→ Objective
Copy out every record precisely.
[Record extracts start]
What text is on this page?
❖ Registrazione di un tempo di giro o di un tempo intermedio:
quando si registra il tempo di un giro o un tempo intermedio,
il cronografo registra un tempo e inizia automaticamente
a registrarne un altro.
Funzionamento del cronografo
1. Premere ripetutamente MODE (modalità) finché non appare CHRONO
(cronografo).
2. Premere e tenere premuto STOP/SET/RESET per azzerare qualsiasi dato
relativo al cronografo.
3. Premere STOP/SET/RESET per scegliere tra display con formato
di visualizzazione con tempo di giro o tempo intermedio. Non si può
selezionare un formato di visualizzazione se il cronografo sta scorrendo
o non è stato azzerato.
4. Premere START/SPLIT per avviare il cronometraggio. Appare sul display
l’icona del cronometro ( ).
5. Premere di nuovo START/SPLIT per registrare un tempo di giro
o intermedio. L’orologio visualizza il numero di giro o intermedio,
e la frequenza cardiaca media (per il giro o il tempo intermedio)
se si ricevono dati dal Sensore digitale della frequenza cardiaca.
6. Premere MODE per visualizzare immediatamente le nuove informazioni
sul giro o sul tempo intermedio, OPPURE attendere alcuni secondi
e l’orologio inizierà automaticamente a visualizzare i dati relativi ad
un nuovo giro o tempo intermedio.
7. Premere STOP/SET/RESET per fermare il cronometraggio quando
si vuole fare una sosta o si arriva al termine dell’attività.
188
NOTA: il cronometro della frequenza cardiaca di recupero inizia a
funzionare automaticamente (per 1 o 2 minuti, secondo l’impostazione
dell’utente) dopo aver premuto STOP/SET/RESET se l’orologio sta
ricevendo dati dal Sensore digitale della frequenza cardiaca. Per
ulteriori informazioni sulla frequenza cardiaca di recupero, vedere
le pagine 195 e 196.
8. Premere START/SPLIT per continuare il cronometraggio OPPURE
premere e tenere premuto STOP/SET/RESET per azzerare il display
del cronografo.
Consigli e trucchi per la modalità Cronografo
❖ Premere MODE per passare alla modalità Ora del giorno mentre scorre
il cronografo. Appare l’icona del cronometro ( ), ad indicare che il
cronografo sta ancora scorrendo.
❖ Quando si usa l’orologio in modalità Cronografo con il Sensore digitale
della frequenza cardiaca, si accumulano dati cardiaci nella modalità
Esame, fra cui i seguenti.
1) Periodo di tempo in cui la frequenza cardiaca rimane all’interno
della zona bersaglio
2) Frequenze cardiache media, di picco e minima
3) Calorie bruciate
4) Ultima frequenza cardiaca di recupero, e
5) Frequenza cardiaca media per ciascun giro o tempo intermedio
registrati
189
[Record extracts end]
→ The reply
What text is on this page?
❖ Registrazione di un tempo di giro o di un tempo intermedio:
quando si registra il tempo di un giro o un tempo intermedio,
il cronografo registra un tempo e inizia automaticamente
a registrarne un altro.
Funzionamento del cronografo
1. Premere ripetutamente MODE (modalità) finché non appare CHRONO
(cronografo).
2. Premere e tenere premuto STOP/SET/RESET per azzerare qualsiasi dato
relativo al cronografo.
3. Premere STOP/SET/RESET per scegliere tra display con formato
di visualizzazione con tempo di giro o tempo intermedio. Non si può
selezionare un formato di visualizzazione se il cronografo sta scorrendo
o non è stato azzerato.
4. Premere START/SPLIT per avviare il cronometraggio. Appare sul display
l’icona del cronometro ( ).
5. Premere di nuovo START/SPLIT per registrare un tempo di giro
o intermedio. L’orologio visualizza il numero di giro o intermedio,
e la frequenza cardiaca media (per il giro o il tempo intermedio)
se si ricevono dati dal Sensore digitale della frequenza cardiaca.
6. Premere MODE per visualizzare immediatamente le nuove informazioni
sul giro o sul tempo intermedio, OPPURE attendere alcuni secondi
e l’orologio inizierà automaticamente a visualizzare i dati relativi ad
un nuovo giro o tempo intermedio.
7. Premere STOP/SET/RESET per fermare il cronometraggio quando
si vuole fare una sosta o si arriva al termine dell’attività.
188
NOTA: il cronometro della frequenza cardiaca di recupero inizia a
funzionare automaticamente (per 1 o 2 minuti, secondo l’impostazione
dell’utente) dopo aver premuto STOP/SET/RESET se l’orologio sta
ricevendo dati dal Sensore digitale della frequenza cardiaca. Per
ulteriori informazioni sulla frequenza cardiaca di recupero, vedere
le pagine 195 e 196.
8. Premere START/SPLIT per continuare il cronometraggio OPPURE
premere e tenere premuto STOP/SET/RESET per azzerare il display
del cronografo.
Consigli e trucchi per la modalità Cronografo
❖ Premere MODE per passare alla modalità Ora del giorno mentre scorre
il cronografo. Appare l’icona del cronometro ( ), ad indicare che il
cronografo sta ancora scorrendo.
❖ Quando si usa l’orologio in modalità Cronografo con il Sensore digitale
della frequenza cardiaca, si accumulano dati cardiaci nella modalità
Esame, fra cui i seguenti.
1) Periodo di tempo in cui la frequenza cardiaca rimane all’interno
della zona bersaglio
2) Frequenze cardiache media, di picco e minima
3) Calorie bruciate
4) Ultima frequenza cardiaca di recupero, e
5) Frequenza cardiaca media per ciascun giro o tempo intermedio
registrati
189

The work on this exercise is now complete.